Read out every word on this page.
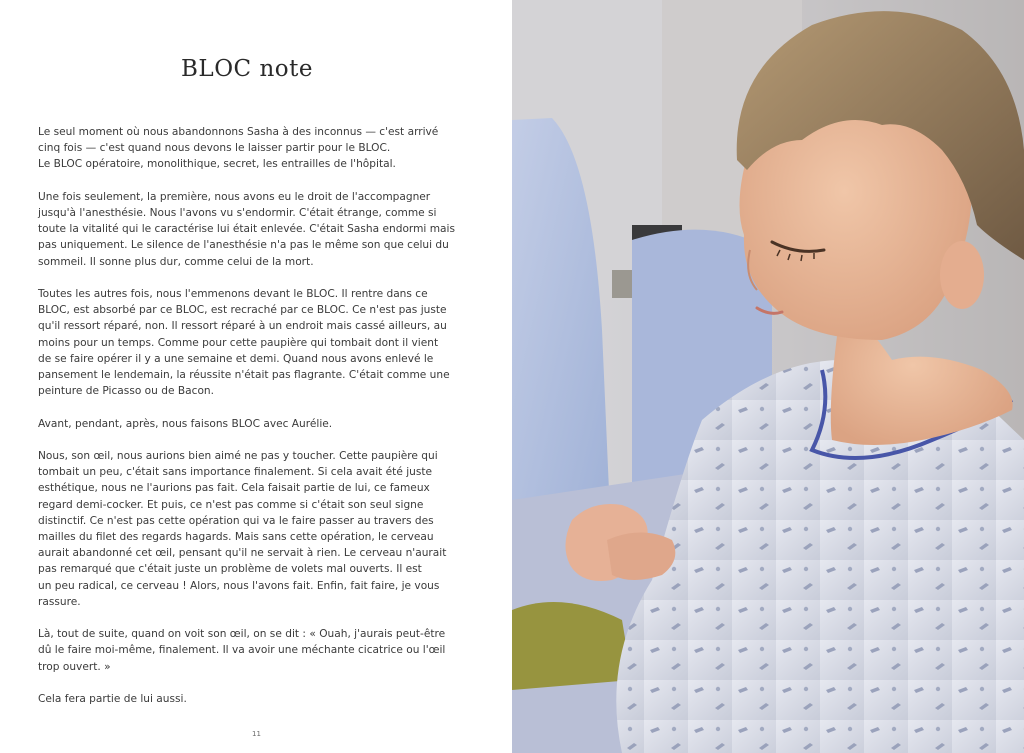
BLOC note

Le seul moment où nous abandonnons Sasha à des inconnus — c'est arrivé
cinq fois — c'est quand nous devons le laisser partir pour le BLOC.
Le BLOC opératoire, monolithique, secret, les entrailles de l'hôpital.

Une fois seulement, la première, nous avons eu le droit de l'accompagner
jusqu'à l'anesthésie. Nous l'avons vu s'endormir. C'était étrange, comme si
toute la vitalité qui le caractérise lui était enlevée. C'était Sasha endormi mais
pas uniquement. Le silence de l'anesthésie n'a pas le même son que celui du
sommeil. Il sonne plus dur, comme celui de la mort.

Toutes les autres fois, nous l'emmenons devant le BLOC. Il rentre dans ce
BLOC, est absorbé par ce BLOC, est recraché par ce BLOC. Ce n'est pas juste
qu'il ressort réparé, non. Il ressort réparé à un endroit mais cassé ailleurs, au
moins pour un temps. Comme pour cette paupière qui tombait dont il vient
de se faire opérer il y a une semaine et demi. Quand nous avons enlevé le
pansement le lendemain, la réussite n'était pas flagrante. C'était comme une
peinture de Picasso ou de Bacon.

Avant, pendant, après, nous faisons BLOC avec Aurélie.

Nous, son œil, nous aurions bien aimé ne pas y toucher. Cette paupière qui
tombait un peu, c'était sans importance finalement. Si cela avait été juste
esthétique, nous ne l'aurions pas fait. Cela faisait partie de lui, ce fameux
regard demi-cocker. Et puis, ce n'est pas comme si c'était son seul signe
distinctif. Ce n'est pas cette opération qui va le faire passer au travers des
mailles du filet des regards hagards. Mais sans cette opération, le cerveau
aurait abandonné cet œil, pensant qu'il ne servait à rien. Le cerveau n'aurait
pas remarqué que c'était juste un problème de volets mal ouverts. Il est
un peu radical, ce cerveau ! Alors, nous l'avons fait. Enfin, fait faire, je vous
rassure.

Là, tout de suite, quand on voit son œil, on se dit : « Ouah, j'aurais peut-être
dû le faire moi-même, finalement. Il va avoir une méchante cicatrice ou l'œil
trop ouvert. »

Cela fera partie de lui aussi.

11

####

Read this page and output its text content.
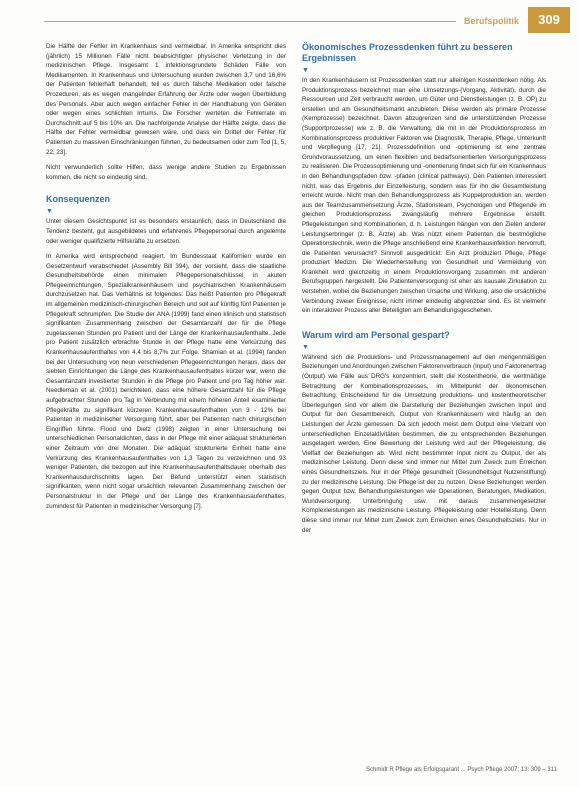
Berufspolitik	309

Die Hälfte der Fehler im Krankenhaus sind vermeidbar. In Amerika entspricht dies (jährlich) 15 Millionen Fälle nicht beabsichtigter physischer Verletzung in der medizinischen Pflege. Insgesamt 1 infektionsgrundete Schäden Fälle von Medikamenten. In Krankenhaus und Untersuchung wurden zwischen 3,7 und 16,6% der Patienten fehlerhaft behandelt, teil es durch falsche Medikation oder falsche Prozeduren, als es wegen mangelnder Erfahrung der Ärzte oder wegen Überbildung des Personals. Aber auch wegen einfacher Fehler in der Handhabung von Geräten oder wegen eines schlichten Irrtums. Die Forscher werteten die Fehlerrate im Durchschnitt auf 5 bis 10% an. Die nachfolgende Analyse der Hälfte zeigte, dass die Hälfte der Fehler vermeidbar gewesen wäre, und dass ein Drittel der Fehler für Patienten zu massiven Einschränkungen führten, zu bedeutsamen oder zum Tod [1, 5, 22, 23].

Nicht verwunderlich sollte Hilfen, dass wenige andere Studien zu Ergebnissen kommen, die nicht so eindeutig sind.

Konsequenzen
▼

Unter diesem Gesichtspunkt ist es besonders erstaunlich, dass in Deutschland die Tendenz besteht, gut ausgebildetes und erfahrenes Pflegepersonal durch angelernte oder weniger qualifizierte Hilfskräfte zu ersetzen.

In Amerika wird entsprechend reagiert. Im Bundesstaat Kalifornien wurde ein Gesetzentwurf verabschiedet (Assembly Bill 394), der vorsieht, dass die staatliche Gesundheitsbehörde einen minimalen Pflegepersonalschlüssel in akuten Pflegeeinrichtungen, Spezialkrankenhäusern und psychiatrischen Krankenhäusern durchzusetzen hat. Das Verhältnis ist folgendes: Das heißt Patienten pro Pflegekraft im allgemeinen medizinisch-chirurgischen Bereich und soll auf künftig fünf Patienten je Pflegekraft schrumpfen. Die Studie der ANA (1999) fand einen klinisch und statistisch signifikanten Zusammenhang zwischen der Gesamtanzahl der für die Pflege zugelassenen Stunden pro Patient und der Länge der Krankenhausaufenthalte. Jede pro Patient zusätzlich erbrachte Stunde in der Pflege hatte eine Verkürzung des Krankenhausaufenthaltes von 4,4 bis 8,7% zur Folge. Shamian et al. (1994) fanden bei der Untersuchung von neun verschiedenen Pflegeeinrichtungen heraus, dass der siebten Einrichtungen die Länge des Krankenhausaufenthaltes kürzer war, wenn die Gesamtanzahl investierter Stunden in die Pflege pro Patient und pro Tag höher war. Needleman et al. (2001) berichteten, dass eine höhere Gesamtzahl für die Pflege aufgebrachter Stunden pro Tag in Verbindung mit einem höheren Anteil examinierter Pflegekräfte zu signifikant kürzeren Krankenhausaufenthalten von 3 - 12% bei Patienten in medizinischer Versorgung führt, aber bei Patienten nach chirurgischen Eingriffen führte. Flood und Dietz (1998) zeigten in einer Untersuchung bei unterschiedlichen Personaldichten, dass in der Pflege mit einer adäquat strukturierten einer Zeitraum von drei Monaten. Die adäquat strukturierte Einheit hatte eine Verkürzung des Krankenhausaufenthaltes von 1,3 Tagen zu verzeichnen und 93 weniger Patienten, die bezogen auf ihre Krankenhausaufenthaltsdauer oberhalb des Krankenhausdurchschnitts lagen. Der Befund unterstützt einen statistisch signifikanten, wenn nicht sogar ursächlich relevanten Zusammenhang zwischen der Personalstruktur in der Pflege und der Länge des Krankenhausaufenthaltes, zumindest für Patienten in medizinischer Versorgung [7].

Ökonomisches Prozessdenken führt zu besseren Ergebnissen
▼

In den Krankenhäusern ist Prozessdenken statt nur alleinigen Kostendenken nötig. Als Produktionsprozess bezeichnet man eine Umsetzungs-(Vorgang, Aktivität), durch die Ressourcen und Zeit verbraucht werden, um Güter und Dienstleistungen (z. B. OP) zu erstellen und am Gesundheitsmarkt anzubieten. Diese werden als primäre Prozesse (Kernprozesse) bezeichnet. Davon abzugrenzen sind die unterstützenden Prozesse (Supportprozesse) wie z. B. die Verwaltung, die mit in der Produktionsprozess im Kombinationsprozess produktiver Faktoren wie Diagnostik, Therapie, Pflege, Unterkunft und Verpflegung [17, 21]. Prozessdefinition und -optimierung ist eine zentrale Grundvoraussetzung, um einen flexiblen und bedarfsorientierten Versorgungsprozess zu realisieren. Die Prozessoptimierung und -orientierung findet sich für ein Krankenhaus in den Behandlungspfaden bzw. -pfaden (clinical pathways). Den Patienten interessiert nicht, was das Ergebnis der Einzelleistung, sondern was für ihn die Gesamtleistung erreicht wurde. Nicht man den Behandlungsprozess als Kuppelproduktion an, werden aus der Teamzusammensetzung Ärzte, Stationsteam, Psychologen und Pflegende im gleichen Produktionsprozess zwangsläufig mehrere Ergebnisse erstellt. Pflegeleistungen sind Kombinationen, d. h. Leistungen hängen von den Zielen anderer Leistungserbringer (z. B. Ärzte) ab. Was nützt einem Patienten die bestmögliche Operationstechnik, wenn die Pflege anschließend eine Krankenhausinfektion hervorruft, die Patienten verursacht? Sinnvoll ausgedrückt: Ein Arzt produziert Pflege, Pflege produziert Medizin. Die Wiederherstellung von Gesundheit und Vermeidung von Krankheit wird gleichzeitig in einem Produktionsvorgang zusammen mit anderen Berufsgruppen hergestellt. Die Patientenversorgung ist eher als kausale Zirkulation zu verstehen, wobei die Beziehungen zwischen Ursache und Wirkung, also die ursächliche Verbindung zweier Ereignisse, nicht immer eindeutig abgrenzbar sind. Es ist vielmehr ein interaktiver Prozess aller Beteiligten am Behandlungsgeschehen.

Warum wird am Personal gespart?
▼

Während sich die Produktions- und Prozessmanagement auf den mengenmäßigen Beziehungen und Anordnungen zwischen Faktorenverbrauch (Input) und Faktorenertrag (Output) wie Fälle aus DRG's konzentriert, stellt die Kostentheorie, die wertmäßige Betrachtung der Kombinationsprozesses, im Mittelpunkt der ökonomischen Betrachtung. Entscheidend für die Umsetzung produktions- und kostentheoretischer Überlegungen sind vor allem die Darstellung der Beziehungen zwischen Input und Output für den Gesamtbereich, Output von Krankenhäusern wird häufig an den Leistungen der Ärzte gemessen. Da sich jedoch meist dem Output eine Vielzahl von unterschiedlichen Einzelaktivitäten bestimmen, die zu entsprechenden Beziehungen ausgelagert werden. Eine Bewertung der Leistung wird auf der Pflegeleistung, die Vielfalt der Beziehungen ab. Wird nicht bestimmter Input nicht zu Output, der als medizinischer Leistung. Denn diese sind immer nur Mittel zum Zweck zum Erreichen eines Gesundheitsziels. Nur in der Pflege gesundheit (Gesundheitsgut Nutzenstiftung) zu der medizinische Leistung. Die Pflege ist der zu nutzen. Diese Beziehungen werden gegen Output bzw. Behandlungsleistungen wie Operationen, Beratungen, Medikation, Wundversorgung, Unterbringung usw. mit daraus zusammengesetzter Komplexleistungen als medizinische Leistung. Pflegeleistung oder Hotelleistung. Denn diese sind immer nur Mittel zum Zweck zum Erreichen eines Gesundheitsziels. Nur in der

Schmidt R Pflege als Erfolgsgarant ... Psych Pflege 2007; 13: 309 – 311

####

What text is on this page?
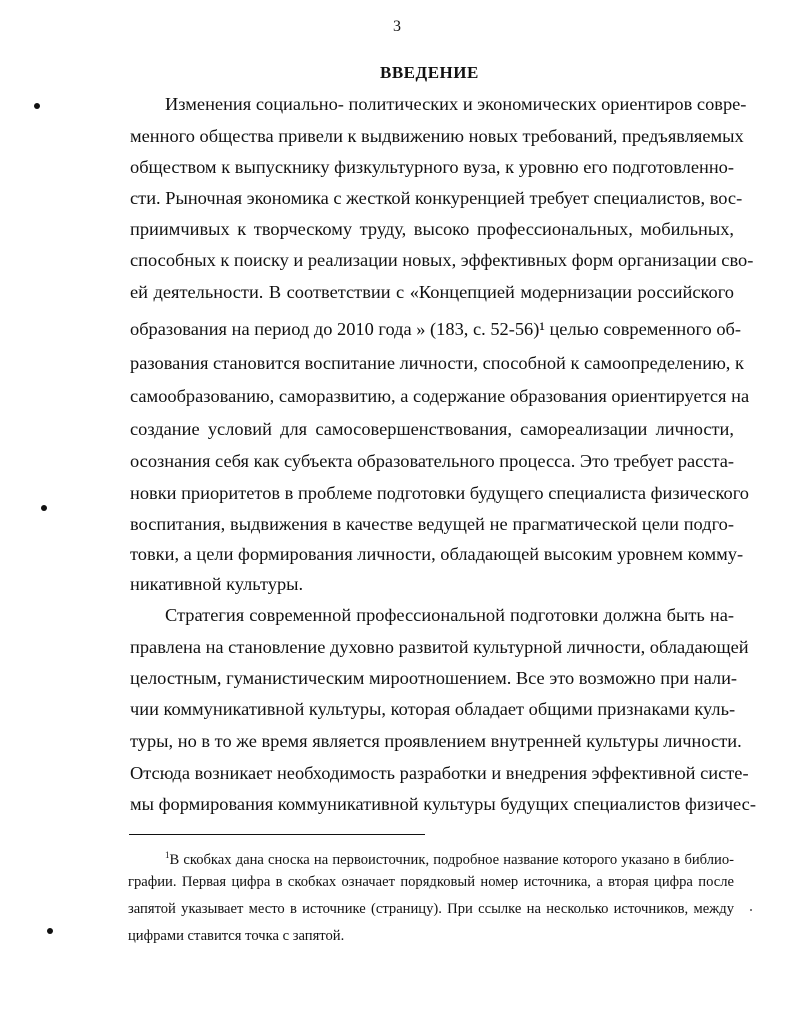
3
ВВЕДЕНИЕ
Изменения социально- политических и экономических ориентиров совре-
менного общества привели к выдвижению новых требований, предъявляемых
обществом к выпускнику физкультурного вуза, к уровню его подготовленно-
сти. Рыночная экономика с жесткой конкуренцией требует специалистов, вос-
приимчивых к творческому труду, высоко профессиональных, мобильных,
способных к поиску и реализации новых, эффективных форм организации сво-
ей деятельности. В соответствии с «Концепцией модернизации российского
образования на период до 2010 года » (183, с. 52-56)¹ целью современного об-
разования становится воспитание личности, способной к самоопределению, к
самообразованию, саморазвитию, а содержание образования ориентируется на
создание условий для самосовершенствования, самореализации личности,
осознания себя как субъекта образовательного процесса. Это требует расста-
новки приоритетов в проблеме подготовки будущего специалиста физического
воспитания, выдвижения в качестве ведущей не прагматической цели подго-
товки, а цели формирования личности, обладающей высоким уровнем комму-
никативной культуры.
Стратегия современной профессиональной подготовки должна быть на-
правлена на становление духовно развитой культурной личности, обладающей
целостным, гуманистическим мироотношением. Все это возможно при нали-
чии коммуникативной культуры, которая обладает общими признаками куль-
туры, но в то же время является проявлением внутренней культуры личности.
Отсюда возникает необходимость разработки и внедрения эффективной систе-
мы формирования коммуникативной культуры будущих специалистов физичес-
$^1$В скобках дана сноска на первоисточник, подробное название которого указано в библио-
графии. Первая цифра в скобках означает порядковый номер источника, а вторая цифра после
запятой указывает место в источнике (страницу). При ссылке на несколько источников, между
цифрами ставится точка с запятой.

####

* [Work to do]
Every line that holds the word "partie" counts once; state the total number of such lines and nothing else.

* [Solution for this exercise]
2